**Instructions for the task**
Go through the entries and say how many lines contain the string "arquitectura". The number is the whole answer.

[Stored items]
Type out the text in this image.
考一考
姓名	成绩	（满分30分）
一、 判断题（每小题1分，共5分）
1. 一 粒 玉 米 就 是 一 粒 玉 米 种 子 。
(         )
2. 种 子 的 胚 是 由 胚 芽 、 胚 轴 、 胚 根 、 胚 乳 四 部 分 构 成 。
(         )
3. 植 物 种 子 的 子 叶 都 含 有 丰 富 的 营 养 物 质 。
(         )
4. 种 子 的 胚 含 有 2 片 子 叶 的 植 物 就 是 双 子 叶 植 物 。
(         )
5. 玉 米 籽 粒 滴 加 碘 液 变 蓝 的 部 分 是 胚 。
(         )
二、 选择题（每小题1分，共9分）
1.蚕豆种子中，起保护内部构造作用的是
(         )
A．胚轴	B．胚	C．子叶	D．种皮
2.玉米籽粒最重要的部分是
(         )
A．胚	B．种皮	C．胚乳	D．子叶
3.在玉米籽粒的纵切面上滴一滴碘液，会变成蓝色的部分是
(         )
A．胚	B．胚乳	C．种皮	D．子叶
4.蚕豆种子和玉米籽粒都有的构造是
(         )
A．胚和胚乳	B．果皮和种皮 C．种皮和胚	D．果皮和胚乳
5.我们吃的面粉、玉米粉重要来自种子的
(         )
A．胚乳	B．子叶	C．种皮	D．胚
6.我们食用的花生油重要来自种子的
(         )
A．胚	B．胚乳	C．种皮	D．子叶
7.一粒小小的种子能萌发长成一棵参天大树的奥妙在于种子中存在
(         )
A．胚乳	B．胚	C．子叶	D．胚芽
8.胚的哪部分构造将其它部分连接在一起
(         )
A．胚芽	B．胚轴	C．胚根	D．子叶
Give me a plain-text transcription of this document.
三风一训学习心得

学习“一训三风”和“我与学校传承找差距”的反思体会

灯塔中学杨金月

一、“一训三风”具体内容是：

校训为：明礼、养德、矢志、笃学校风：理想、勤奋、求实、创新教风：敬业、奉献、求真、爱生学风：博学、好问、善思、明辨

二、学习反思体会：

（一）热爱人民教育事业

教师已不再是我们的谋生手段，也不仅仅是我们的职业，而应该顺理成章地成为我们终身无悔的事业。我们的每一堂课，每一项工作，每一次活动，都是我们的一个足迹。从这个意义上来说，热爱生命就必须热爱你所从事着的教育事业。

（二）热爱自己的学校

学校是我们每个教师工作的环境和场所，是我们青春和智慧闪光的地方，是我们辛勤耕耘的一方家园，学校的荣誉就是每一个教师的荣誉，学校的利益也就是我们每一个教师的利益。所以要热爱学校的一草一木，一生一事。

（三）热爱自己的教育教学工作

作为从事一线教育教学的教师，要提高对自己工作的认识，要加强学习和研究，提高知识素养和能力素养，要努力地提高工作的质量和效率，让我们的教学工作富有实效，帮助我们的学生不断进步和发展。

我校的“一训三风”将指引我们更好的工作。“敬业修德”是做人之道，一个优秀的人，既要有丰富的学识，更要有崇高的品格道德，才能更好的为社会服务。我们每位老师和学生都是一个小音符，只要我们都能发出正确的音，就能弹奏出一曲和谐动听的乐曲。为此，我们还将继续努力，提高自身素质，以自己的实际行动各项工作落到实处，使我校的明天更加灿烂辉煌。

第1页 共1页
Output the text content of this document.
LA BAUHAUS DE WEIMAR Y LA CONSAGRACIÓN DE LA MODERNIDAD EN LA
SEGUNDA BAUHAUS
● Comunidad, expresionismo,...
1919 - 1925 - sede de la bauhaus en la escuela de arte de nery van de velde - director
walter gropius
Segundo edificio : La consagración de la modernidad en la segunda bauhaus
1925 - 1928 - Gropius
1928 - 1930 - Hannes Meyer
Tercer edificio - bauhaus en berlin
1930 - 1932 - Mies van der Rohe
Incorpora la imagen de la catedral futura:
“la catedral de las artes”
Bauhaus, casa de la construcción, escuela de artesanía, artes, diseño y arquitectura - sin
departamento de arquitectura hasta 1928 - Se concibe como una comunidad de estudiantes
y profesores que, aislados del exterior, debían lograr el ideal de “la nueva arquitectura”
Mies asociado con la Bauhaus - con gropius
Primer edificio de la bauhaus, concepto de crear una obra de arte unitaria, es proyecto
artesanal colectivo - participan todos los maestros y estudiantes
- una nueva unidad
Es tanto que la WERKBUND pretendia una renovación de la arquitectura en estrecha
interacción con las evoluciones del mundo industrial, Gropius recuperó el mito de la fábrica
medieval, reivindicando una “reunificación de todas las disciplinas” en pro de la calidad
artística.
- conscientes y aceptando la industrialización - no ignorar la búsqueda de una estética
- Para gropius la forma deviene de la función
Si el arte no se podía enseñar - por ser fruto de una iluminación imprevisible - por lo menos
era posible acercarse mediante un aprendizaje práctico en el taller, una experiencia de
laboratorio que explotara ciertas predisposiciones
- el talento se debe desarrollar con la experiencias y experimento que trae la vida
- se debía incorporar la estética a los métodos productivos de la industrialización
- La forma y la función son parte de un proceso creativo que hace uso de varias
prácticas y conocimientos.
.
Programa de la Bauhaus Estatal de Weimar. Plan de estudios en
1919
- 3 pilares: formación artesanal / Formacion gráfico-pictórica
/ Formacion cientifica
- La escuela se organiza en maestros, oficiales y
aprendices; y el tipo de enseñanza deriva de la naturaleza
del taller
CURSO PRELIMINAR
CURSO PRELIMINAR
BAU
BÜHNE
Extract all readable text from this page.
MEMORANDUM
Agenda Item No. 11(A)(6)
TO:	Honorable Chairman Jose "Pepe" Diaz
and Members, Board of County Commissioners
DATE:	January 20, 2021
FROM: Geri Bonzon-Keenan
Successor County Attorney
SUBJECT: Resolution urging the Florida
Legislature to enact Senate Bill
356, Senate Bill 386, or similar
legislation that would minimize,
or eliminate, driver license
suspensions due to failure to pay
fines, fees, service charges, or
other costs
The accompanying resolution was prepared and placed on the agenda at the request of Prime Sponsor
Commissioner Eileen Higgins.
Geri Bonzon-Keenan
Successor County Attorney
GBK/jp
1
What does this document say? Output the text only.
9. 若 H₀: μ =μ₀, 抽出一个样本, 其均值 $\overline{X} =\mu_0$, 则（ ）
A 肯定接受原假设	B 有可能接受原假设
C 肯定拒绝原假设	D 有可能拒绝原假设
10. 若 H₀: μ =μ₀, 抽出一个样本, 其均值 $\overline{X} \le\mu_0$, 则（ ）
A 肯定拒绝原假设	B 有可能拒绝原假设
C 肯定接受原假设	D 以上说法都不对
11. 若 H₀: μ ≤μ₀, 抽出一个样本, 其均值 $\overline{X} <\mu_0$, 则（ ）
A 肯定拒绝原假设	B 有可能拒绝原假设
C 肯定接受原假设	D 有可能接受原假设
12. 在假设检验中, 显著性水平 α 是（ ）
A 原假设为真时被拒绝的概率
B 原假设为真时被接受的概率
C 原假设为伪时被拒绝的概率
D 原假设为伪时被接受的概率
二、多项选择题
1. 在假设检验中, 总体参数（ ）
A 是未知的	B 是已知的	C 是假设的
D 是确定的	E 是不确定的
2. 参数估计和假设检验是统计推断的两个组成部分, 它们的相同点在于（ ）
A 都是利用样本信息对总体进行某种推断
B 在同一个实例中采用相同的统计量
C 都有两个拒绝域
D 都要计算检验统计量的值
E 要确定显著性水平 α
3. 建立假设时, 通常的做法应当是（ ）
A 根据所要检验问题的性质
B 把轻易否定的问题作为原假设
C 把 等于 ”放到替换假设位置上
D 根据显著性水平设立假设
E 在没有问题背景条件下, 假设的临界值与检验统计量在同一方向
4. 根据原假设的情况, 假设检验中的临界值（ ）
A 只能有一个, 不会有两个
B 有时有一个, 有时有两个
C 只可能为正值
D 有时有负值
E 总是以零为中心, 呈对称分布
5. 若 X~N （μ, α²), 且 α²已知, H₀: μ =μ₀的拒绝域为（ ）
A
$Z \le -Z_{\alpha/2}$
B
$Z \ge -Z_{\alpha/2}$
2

**Exercise result**
4